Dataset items
[BEGIN]

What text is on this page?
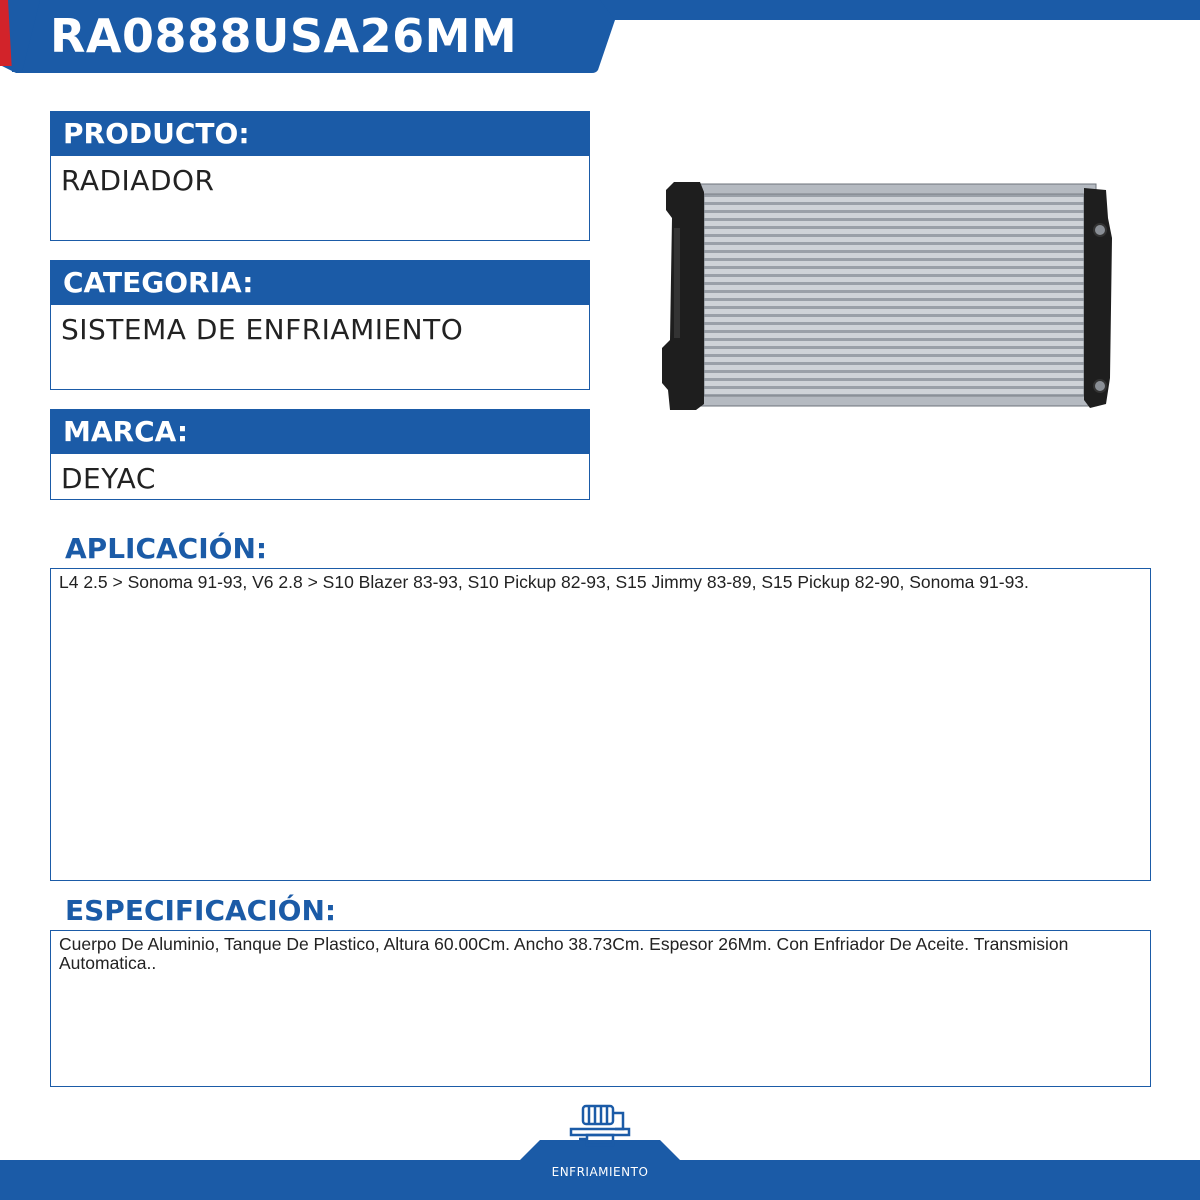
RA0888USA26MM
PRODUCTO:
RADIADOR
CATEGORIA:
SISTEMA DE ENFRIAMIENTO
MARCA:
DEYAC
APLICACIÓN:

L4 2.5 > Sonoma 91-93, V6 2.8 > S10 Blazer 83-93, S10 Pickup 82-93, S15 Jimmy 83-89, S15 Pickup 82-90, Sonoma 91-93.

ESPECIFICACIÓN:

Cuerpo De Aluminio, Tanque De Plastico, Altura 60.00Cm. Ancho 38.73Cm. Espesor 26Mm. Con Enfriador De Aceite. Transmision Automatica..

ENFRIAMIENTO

[END]
[BEGIN]

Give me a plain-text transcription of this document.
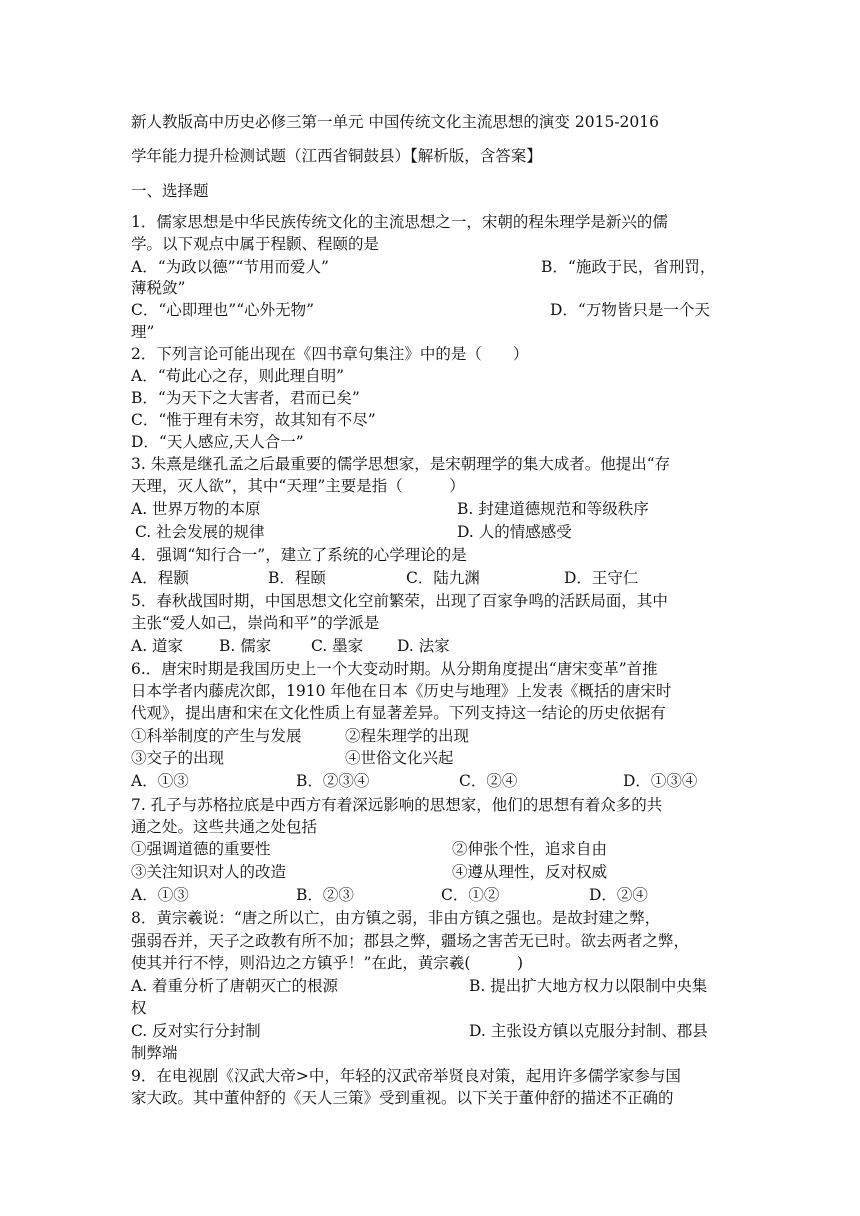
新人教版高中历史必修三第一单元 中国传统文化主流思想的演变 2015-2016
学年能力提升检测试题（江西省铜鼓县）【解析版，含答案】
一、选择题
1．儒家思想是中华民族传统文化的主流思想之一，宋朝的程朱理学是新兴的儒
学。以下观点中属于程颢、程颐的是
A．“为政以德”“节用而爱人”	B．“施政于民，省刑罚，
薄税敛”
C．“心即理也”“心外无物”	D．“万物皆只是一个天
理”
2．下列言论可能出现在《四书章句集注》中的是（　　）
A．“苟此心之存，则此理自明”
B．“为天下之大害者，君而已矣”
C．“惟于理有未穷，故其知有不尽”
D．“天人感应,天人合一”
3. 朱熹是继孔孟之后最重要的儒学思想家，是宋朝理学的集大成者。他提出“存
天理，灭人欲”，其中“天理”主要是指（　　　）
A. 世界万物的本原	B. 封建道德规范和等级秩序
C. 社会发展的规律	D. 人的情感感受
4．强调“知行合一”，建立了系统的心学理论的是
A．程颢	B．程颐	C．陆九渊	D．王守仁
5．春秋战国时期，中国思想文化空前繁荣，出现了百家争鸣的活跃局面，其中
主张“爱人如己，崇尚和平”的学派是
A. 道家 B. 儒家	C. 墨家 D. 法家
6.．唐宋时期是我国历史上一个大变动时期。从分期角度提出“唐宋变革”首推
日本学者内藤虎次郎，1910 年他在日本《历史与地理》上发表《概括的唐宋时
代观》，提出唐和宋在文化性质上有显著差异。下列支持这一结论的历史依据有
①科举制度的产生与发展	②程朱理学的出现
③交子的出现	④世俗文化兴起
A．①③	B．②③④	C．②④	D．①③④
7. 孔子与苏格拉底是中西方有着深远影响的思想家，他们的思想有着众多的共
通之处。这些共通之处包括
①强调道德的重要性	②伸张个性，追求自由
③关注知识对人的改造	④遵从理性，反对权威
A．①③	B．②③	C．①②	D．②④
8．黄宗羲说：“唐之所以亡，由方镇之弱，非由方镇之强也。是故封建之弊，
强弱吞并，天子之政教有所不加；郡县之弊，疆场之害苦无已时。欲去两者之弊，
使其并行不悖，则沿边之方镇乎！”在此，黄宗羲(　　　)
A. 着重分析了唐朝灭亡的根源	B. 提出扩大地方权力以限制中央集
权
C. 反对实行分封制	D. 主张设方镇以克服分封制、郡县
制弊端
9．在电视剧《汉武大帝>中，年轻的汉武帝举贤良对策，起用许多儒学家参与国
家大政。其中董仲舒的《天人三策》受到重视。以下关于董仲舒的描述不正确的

[END]

**Stated goal:**
Find each line holding "text". Copy it out.

**Final answer:**
What text is on this page?
Give me a plain-text transcription of this document.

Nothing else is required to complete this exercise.